Stored rows
▽
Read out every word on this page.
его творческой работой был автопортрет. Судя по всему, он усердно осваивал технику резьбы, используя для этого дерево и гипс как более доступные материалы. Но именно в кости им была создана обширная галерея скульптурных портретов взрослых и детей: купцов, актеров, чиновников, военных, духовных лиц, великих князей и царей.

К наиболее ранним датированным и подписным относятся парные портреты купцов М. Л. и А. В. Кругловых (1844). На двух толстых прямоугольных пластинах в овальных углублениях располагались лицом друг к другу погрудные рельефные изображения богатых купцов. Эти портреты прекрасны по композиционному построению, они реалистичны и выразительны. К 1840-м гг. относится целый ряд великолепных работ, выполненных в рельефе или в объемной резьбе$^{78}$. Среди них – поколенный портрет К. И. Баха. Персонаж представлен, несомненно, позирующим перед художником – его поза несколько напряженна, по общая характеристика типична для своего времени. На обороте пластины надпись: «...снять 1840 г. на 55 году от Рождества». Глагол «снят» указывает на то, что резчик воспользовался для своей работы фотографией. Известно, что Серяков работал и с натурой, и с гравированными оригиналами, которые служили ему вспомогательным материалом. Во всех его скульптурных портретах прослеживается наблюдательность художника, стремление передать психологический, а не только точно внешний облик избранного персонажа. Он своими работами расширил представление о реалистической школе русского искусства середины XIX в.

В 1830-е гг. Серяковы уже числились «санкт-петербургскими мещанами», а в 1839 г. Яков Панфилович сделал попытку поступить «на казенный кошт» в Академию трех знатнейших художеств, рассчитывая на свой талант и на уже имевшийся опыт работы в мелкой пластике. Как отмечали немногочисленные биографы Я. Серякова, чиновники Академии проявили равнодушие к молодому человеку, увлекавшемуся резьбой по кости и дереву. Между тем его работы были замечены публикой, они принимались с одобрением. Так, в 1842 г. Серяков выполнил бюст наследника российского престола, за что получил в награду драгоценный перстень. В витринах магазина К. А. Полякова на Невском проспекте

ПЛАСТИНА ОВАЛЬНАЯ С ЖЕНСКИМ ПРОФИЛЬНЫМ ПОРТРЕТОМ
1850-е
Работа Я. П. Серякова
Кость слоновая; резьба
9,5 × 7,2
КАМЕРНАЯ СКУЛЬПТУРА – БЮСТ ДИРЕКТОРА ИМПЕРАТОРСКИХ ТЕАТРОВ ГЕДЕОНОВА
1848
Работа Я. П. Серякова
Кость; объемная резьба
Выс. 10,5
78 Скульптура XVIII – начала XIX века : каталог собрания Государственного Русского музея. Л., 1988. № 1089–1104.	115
△
Problem to work on
Tally the lines in this data that hold the word "Кость" and state only the count.

Result for this exercise
2